▶ WRITTEN EXERCISE: Read through the records below and copy each line that uses the word "Prodávající".

▶ PROVIDED MATERIAL:
· · · ·
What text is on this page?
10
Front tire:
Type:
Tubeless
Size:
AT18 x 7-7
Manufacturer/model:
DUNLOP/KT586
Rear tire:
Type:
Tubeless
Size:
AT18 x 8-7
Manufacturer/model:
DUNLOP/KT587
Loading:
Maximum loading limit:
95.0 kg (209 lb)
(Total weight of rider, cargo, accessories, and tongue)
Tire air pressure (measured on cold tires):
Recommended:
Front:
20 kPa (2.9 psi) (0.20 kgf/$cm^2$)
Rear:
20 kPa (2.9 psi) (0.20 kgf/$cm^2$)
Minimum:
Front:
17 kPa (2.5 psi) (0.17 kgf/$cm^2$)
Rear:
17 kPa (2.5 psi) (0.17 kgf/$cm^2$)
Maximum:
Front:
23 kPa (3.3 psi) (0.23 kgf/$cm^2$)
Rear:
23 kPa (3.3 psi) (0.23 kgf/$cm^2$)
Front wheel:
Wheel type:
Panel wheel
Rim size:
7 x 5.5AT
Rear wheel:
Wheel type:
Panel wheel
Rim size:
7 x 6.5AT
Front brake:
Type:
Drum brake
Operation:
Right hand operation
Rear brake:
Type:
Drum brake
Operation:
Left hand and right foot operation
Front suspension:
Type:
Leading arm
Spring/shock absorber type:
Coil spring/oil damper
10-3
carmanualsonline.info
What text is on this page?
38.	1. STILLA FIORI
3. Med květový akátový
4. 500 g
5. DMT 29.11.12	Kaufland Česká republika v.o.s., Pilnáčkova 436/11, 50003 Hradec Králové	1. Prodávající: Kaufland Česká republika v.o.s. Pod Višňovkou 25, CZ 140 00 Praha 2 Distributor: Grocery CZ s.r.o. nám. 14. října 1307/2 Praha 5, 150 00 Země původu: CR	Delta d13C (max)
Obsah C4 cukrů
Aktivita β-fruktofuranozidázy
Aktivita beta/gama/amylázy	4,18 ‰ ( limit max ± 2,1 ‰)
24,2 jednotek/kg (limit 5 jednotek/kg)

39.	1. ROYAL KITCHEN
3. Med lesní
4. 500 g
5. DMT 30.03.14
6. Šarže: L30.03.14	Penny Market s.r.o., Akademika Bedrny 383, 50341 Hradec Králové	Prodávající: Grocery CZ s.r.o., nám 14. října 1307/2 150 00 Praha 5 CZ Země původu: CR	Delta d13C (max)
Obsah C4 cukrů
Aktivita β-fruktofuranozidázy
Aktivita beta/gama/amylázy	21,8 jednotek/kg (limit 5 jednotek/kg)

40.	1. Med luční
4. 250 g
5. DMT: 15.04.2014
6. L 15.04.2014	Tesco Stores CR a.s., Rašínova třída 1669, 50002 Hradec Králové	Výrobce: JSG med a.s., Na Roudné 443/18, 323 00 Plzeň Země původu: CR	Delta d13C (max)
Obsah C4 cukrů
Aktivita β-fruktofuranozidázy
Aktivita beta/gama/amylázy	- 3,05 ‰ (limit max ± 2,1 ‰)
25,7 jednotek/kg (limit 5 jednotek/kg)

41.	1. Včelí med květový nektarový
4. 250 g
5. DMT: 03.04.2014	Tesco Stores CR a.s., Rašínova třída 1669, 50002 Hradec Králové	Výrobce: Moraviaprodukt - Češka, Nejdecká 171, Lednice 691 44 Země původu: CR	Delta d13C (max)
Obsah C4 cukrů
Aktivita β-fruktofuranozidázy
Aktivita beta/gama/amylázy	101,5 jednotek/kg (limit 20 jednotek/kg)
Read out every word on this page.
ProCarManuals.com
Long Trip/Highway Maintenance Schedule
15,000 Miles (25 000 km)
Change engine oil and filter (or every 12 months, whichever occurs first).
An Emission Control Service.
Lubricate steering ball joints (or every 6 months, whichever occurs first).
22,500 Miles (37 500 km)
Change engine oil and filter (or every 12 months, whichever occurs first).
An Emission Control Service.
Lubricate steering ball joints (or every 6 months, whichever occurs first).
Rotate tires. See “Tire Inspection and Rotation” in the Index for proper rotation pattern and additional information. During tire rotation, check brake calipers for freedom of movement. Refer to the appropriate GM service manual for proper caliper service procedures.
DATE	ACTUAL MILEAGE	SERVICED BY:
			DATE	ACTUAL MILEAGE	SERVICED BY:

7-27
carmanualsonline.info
· · · ·
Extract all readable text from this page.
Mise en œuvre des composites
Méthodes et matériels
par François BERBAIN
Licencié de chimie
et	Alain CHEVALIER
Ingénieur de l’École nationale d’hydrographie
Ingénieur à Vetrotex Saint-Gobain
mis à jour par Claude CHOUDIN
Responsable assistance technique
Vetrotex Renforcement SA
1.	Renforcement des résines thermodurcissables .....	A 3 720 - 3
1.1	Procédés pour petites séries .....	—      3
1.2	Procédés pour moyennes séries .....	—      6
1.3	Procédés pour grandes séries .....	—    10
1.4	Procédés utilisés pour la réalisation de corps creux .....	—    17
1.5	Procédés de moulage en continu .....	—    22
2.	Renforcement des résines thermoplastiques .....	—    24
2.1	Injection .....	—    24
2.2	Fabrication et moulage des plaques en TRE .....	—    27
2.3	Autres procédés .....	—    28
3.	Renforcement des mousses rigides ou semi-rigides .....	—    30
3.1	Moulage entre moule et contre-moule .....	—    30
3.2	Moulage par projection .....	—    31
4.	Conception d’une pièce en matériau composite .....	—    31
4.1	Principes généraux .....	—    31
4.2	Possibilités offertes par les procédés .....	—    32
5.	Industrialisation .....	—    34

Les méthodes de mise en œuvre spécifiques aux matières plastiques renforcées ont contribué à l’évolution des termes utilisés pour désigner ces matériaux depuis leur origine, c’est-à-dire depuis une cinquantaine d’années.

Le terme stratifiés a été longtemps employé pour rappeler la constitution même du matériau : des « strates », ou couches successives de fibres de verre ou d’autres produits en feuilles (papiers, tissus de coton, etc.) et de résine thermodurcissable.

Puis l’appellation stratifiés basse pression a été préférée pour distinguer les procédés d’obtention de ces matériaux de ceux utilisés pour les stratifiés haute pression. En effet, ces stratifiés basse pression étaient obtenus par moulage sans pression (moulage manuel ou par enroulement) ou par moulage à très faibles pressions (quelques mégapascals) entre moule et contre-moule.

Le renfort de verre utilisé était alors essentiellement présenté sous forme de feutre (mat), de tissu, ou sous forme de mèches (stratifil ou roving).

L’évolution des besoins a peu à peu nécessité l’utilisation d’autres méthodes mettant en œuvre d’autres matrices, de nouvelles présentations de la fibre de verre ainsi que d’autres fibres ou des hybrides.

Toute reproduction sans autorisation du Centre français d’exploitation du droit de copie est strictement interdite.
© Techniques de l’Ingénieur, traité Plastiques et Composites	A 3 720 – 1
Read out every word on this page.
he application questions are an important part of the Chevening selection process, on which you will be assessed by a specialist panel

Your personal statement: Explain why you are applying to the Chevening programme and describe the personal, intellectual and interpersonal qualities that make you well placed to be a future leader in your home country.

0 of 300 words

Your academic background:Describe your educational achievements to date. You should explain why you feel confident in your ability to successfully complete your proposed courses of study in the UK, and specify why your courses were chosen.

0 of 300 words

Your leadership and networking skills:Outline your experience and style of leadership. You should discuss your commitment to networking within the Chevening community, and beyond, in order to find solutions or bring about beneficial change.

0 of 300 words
· · · ·
▶ EXERCISE SOLUTION:
5. DMT 29.11.12	Kaufland Česká republika v.o.s., Pilnáčkova 436/11, 50003 Hradec Králové	1. Prodávající: Kaufland Česká republika v.o.s. Pod Višňovkou 25, CZ 140 00 Praha 2 Distributor: Grocery CZ s.r.o. nám. 14. října 1307/2 Praha 5, 150 00 Země původu: CR	Delta d13C (max)
6. Šarže: L30.03.14	Penny Market s.r.o., Akademika Bedrny 383, 50341 Hradec Králové	Prodávající: Grocery CZ s.r.o., nám 14. října 1307/2 150 00 Praha 5 CZ Země původu: CR	Delta d13C (max)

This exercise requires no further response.